### TEXTO BASE
Trazendo a discussão para o debate Chomsky-Skinner, a narrativa de uma Revolução Cognitiva, contexto em que a resenha exerceu papel fundamental, é um exemplo de presentismo. Frequentemente, os materiais que tratam do debate Chomsky-Skinner apresentam a concepção de que a resenha exerceu um papel fundamental na Revolução Cognitiva, fenômeno que ocorreu entre os anos de 1950 e 1960, sendo considerada como uma das causas da substituição do modelo behaviorista de explicação do comportamento – perspectiva até então supostamente predominante no meio acadêmico – pela vertente cognitivista. Adelman (2007), por exemplo, faz menção à Revolução Cognitiva como “a maior mudança na orientação da Psicologia Americana, da perspectiva behaviorista para a cognitiva, nos anos de 1960 e 1970”1 e Amsel (1991) refere-se ao debate entre Chosmky- Skinner como um conflito entre a perspectiva skinneriana e chomskyana que, por sua vez, conduziu à revolução:

Talvez o evento mais importante tenha sido a publicação do livro “Comportamento Verbal” de Skinner (1957) e a extensa revisão deste livro feita por Chomsky (1959). O impasse entre esses dois gigantes em seus campos, um psicólogo comportamental e o outro linguista, forneceu o terreno fértil no qual a revolução cognitiva na psicologia poderia se desenvolver2 (Amsel, 1992, p. 69).

(Entradas de dados extraídos)
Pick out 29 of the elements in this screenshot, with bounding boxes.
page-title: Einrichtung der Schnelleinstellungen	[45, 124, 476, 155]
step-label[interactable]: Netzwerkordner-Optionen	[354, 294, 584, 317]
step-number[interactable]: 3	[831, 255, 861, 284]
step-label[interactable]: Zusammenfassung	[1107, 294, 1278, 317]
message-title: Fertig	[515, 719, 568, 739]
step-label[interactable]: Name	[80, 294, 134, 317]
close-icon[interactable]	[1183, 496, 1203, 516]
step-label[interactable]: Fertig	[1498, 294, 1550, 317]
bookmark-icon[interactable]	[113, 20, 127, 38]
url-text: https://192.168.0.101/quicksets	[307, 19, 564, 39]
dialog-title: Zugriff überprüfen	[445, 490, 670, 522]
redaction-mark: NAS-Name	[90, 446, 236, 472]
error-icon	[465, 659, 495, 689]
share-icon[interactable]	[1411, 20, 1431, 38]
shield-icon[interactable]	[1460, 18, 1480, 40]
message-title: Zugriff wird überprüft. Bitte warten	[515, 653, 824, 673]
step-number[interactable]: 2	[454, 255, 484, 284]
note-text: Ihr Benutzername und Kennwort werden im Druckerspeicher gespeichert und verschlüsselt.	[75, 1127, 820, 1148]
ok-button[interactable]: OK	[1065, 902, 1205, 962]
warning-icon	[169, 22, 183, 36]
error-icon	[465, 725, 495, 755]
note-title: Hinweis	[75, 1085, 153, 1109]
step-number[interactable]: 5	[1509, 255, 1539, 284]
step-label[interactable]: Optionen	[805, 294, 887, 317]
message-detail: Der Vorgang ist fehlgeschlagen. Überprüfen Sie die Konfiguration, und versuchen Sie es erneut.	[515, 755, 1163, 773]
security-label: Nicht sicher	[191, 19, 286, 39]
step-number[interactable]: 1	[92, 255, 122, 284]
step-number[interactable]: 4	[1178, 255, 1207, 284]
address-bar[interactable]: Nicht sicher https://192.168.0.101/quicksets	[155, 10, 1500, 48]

### TAREFA PROPOSTA
Liste todos os sobrenomes de pessoas citados no texto base, cada um uma única vez.

### RESULTADO DO EXERCÍCIO
Chomsky, Skinner, Adelman, Amsel